-- start of INFORMATION SUPPLIED --

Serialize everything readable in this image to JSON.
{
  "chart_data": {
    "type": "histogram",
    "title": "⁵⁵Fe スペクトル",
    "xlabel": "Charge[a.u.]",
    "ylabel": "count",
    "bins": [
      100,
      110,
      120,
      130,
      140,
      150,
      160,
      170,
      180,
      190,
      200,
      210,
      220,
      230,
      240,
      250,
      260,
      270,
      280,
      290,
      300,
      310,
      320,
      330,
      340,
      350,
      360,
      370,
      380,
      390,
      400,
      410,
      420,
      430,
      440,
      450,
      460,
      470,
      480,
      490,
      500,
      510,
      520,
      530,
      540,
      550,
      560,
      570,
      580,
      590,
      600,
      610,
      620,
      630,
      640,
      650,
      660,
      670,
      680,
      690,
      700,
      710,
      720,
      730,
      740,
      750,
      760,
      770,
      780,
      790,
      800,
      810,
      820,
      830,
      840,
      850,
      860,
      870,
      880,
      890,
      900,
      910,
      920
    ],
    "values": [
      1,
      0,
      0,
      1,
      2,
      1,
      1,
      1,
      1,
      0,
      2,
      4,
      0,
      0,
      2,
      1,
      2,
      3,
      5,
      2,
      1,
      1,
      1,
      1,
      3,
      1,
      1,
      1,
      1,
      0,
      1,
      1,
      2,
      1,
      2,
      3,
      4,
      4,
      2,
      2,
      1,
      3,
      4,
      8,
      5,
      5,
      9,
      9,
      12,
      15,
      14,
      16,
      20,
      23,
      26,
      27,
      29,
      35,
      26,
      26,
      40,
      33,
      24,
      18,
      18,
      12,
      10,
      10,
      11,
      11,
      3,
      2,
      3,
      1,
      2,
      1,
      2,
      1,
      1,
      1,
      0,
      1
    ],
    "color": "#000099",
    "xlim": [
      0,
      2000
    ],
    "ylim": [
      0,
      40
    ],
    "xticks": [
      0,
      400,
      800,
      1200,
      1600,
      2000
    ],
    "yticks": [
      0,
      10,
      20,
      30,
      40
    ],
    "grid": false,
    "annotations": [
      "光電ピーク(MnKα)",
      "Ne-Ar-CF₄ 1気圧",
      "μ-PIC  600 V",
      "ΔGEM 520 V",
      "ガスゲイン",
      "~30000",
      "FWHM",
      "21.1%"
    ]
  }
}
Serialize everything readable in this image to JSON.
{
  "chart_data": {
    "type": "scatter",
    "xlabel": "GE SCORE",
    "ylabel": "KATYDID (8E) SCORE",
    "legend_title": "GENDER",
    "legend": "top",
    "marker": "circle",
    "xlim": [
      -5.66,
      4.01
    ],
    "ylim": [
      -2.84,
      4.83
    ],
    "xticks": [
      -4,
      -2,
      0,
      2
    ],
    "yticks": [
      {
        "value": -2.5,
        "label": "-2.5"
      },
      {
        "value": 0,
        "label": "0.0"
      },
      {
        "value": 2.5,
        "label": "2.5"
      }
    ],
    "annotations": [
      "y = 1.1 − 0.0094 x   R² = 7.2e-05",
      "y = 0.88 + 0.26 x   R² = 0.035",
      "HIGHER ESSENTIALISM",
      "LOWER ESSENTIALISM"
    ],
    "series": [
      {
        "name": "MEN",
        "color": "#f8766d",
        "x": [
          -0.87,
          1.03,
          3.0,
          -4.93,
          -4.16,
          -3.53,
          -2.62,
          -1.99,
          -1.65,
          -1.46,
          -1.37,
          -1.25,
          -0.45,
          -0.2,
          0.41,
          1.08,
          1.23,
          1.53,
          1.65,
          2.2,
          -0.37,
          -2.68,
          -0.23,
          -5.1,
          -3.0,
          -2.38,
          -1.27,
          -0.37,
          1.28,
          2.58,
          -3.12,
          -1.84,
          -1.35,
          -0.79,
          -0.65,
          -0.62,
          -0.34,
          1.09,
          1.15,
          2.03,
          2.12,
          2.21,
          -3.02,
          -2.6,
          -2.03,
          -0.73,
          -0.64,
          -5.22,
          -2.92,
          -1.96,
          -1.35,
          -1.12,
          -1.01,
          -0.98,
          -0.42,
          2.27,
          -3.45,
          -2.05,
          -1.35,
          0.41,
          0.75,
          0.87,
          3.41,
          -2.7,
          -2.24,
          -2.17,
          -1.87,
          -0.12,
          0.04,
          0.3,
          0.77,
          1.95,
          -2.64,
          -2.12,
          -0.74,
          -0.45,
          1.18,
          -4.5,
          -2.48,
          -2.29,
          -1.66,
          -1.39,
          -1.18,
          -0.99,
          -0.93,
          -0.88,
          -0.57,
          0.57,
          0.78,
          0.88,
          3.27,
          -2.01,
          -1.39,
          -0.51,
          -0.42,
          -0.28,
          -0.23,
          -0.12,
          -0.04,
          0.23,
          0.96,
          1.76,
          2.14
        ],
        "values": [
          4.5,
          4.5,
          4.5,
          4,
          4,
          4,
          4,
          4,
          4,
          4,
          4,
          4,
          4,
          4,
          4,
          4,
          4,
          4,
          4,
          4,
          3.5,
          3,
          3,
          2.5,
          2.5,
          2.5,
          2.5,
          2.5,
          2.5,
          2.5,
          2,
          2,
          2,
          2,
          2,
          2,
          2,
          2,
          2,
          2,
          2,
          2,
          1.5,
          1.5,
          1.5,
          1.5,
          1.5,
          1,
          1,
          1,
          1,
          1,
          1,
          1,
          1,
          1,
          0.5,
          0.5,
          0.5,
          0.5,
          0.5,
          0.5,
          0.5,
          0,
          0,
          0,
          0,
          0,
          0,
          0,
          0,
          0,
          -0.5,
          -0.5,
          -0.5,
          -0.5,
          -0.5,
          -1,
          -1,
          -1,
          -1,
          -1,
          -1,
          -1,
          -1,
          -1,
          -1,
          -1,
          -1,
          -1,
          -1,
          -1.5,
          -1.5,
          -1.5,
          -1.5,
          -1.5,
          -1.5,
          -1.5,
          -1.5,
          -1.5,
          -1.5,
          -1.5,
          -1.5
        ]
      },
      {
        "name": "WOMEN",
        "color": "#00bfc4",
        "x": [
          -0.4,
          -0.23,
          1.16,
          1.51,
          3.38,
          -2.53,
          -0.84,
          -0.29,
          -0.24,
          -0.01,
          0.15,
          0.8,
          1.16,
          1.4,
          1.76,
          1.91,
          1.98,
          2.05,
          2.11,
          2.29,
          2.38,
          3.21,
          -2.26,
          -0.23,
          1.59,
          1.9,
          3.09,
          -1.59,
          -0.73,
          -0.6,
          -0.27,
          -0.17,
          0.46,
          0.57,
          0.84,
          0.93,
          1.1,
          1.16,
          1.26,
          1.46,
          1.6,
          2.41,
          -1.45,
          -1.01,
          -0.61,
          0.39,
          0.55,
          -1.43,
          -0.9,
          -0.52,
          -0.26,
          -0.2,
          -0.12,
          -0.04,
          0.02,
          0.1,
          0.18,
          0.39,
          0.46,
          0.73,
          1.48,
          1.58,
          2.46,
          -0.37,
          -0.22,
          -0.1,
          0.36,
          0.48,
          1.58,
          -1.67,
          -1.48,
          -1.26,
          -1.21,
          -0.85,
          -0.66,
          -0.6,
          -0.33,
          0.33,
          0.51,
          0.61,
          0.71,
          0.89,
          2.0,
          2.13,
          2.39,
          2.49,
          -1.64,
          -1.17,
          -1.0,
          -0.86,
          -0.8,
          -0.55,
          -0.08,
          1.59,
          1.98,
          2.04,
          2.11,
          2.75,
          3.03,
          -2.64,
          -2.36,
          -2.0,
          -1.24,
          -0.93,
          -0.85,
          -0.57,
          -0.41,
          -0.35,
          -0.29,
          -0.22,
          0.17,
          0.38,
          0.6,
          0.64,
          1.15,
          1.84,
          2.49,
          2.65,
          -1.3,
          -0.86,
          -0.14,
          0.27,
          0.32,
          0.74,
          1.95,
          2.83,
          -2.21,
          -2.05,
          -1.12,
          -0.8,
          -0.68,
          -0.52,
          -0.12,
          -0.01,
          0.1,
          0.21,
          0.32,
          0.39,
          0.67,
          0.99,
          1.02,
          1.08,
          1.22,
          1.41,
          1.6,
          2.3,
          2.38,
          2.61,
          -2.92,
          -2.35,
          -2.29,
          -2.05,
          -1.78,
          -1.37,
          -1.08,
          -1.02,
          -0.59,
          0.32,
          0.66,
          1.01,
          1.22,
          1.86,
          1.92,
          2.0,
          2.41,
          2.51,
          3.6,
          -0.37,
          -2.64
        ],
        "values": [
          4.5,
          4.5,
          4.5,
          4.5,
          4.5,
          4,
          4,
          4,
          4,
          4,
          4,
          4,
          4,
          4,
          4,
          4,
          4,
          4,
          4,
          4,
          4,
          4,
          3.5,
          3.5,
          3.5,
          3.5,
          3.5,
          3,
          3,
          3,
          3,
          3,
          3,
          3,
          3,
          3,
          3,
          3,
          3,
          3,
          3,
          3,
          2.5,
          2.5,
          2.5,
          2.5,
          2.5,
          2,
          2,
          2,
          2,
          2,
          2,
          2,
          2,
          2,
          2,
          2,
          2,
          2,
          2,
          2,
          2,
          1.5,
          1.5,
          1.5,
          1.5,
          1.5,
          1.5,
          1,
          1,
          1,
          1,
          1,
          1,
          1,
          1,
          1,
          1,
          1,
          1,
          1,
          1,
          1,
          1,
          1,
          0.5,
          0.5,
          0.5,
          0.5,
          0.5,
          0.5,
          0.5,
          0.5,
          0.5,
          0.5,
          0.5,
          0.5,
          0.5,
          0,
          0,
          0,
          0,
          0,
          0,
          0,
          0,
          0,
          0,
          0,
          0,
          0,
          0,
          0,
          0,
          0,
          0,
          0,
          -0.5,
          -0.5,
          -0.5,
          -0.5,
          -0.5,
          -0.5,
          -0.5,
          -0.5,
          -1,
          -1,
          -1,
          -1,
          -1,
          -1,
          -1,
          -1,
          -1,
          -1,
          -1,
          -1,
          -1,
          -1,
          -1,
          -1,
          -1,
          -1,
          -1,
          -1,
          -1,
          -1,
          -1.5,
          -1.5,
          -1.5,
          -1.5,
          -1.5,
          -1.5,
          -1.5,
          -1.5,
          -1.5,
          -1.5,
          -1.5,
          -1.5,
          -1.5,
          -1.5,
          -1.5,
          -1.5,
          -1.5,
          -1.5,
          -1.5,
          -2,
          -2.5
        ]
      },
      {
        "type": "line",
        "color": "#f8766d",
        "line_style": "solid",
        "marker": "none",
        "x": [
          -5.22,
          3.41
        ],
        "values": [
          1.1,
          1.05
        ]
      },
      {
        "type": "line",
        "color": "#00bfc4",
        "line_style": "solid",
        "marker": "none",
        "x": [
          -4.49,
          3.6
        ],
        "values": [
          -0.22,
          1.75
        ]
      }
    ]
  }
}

-- end of INFORMATION SUPPLIED --

### WHAT YOU ARE ASKED TO DO
Pull every line containing "SCORE" from the material above.

### RESULT
    "xlabel": "GE SCORE",
    "ylabel": "KATYDID (8E) SCORE",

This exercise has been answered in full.